Select, from the data, each line where "type" occurs.

─── MATERIAL TO PROCESS

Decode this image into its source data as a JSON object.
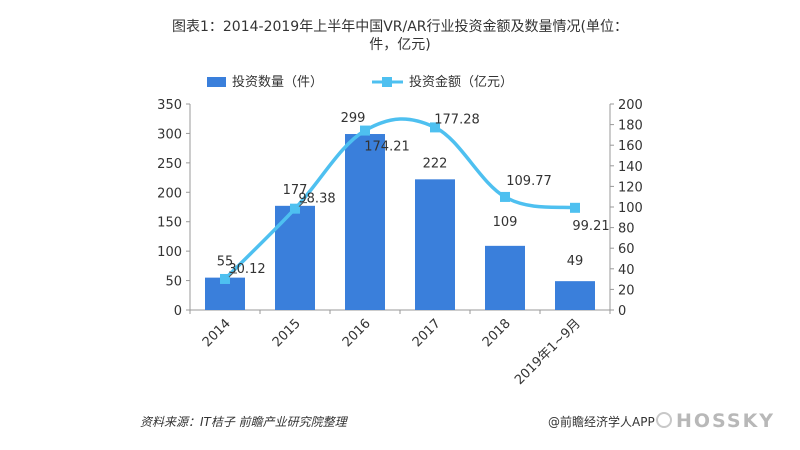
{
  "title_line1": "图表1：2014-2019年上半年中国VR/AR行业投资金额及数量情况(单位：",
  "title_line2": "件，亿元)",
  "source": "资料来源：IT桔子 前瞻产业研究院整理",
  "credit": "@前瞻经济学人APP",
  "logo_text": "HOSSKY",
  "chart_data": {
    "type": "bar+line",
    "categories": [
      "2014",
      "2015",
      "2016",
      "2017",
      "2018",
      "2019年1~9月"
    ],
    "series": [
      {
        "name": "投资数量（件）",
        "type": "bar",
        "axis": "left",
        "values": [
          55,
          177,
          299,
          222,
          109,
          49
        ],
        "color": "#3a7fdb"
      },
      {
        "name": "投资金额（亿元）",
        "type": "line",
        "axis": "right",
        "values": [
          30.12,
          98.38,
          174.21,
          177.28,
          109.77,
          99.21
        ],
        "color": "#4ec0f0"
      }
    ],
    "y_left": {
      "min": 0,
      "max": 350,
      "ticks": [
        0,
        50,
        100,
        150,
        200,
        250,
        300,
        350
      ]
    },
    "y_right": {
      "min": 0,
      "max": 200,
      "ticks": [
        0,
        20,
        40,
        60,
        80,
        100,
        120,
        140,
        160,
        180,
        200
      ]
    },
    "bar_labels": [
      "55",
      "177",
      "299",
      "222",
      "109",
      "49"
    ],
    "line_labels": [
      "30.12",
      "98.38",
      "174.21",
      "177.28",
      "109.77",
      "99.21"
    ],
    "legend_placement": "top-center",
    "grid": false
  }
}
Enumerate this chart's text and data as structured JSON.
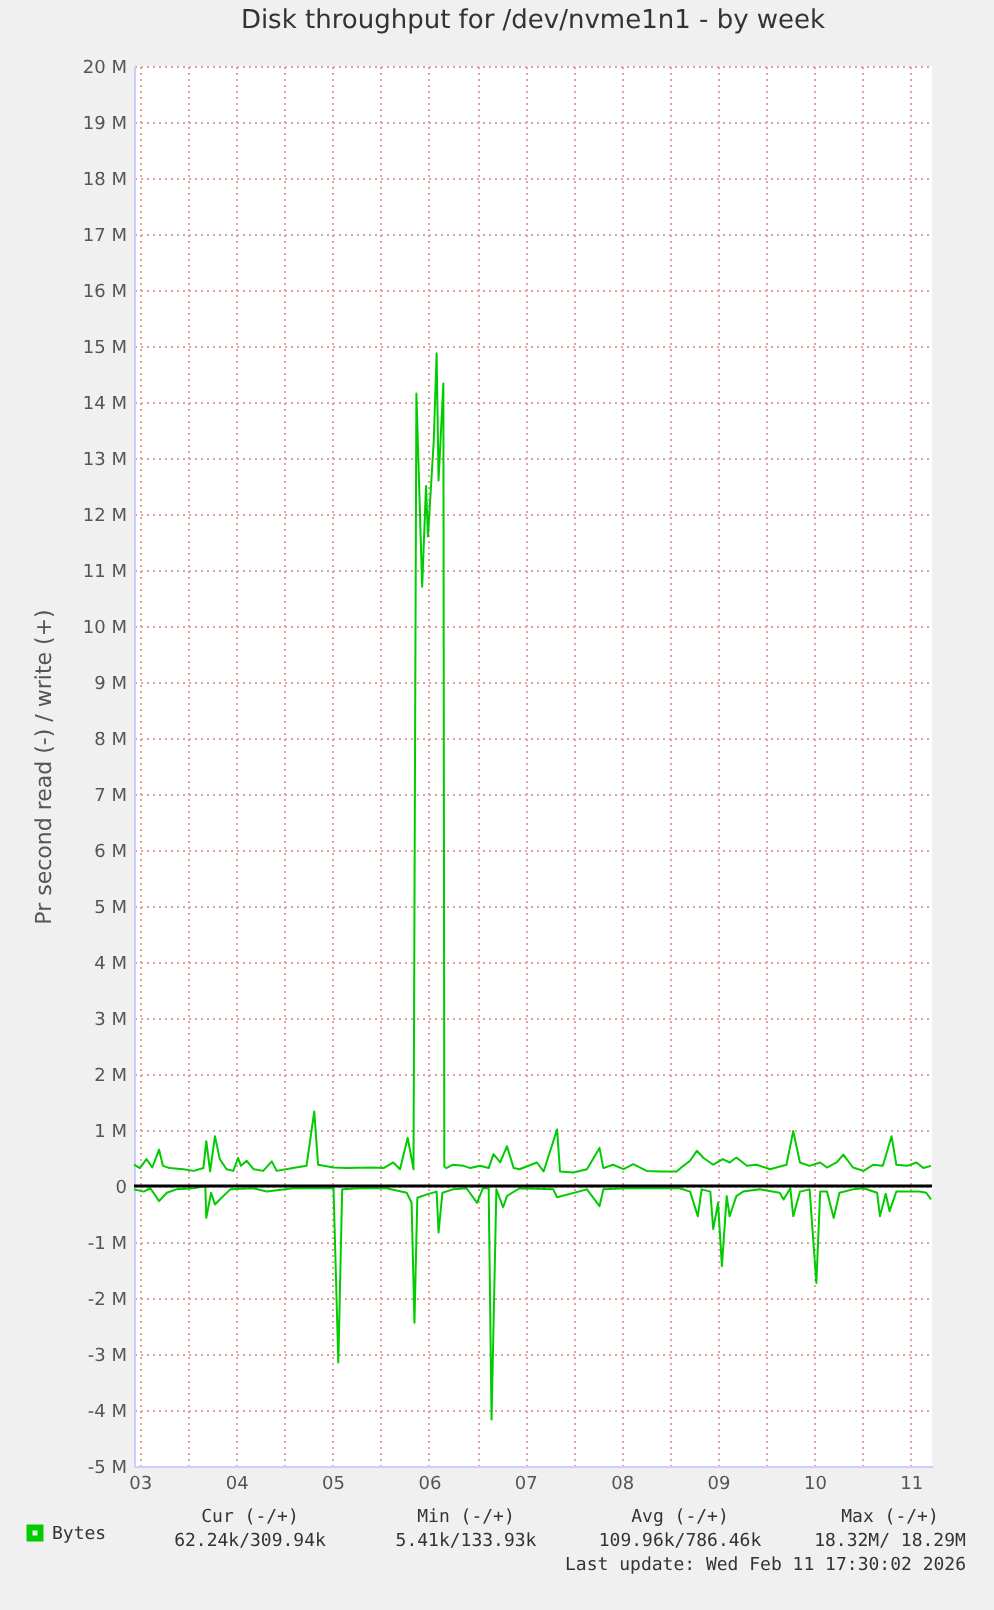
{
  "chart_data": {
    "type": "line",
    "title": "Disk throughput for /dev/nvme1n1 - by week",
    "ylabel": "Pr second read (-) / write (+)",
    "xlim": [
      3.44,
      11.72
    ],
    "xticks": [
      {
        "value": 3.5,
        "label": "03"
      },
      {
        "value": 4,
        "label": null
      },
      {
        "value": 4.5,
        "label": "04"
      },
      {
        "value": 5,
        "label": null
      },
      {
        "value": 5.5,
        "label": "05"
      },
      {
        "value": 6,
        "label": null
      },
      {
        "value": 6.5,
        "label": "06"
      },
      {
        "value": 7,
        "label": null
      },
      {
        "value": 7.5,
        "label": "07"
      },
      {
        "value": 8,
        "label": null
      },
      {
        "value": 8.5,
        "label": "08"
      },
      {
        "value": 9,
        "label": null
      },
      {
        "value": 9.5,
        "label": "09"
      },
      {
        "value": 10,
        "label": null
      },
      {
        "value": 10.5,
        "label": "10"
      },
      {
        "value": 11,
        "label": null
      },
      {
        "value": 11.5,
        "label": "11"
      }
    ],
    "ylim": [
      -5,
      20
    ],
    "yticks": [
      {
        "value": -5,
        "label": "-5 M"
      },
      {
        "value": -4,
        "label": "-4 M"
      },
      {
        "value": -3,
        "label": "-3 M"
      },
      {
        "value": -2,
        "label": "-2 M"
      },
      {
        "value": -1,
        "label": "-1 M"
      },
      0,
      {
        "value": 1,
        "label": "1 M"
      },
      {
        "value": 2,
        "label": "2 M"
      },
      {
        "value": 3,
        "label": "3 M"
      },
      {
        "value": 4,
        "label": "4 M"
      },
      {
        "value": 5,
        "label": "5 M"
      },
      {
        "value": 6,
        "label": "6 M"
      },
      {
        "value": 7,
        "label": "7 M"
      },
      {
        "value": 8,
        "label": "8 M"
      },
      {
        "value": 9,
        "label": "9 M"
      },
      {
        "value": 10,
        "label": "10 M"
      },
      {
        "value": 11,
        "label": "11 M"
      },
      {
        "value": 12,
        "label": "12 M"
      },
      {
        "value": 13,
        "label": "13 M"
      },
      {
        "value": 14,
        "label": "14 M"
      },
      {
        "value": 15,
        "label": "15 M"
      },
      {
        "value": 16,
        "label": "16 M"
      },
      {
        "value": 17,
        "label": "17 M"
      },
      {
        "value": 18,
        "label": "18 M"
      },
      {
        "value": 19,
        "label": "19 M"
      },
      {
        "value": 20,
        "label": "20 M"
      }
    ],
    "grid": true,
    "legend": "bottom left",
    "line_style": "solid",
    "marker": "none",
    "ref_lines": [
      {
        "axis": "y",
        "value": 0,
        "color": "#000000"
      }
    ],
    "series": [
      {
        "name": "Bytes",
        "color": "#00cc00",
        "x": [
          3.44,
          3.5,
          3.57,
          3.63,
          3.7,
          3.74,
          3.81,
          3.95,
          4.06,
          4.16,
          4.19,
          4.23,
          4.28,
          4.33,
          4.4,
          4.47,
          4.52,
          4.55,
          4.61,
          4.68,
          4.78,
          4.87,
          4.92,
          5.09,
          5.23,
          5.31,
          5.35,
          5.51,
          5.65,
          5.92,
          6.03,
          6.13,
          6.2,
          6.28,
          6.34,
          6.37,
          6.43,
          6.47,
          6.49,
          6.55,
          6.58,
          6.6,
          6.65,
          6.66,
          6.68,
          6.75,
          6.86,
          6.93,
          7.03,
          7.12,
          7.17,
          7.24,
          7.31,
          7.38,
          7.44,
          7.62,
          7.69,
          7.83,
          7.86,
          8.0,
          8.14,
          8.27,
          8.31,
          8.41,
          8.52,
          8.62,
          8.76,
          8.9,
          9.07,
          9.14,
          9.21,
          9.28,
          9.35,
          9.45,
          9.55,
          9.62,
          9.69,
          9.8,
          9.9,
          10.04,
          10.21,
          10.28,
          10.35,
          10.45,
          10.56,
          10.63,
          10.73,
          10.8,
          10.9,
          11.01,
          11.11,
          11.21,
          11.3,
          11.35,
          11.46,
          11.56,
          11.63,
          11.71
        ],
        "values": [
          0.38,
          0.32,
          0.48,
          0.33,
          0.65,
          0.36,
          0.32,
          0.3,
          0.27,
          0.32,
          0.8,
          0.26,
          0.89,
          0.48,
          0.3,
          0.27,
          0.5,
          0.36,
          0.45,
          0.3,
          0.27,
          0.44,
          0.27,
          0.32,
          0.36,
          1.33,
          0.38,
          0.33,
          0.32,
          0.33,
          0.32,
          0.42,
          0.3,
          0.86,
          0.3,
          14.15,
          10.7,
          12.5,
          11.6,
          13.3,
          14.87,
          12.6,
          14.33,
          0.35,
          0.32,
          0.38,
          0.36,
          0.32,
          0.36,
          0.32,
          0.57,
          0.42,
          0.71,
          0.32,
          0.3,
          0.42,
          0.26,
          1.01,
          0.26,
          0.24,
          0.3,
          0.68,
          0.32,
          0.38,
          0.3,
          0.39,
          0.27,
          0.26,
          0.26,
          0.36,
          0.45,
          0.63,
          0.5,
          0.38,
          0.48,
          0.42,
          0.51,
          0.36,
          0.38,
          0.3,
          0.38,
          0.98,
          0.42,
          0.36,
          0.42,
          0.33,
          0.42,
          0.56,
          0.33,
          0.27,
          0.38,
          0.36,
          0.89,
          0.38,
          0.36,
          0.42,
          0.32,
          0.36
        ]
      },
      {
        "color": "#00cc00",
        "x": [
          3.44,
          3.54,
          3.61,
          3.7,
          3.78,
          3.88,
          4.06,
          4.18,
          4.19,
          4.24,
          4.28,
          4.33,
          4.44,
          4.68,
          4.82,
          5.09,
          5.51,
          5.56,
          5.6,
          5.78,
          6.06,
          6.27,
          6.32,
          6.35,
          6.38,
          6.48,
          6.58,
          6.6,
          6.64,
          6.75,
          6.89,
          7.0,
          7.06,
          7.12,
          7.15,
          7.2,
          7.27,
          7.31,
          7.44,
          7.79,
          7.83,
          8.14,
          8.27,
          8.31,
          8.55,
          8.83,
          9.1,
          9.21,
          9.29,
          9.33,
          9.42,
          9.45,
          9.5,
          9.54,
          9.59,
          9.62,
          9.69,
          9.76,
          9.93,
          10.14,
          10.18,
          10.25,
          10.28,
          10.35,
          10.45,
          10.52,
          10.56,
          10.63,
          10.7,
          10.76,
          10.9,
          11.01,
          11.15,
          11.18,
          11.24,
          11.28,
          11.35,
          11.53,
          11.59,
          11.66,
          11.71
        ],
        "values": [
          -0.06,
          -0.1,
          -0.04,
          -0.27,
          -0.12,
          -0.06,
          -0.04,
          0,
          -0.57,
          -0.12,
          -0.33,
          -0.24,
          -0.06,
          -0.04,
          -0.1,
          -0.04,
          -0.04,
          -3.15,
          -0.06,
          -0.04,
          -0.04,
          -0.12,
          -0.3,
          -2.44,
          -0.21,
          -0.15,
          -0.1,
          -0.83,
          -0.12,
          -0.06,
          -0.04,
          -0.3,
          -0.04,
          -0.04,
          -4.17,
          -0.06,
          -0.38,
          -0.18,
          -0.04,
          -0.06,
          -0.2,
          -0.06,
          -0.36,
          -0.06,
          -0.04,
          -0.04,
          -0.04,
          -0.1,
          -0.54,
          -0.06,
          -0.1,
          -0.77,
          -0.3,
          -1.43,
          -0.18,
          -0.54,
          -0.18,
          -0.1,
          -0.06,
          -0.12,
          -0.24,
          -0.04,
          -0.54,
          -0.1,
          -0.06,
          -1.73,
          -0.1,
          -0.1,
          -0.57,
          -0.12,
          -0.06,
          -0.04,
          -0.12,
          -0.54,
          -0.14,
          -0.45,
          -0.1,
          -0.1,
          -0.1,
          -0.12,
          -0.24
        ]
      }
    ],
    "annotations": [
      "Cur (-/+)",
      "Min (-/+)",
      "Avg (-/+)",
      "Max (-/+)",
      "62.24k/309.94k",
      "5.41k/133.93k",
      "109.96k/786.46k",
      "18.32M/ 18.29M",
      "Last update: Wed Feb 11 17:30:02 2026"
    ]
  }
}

──────
─── MATERIAL TO PROCESS

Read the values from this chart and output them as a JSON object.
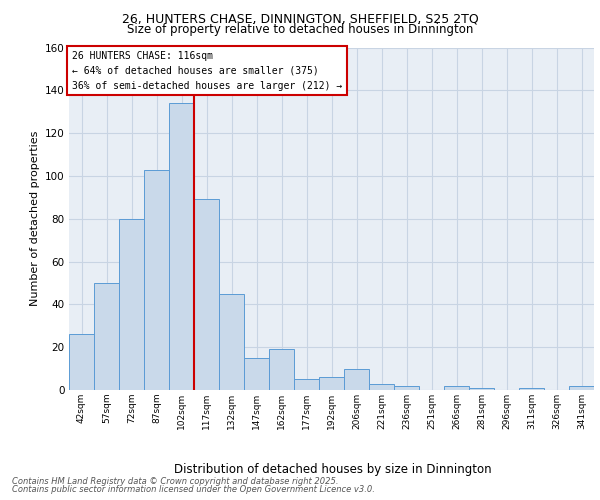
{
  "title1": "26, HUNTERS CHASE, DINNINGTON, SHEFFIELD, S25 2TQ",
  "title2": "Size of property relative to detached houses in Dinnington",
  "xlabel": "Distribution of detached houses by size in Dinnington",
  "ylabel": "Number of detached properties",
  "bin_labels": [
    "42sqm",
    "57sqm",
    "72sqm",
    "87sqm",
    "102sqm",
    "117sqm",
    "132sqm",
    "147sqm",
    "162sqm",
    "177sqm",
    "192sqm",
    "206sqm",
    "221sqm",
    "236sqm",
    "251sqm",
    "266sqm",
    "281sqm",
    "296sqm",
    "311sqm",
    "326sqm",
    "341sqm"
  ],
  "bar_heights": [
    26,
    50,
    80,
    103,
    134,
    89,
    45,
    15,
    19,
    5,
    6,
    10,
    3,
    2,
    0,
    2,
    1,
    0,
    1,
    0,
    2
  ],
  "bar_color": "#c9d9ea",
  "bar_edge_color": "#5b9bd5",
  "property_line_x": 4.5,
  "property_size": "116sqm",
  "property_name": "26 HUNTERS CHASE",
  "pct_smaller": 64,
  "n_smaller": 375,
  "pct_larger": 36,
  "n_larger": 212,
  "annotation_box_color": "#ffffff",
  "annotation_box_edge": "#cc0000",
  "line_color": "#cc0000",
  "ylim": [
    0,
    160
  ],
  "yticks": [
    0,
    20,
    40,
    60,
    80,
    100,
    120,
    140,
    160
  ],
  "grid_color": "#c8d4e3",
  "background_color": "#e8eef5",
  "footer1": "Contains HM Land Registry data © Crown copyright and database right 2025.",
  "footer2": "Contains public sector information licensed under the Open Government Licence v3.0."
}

──────

◆ **SOLUTION TO THIS TASK**:
    "type": "bar+line",
        "type": "bar",
        "type": "line",
    "type": "line",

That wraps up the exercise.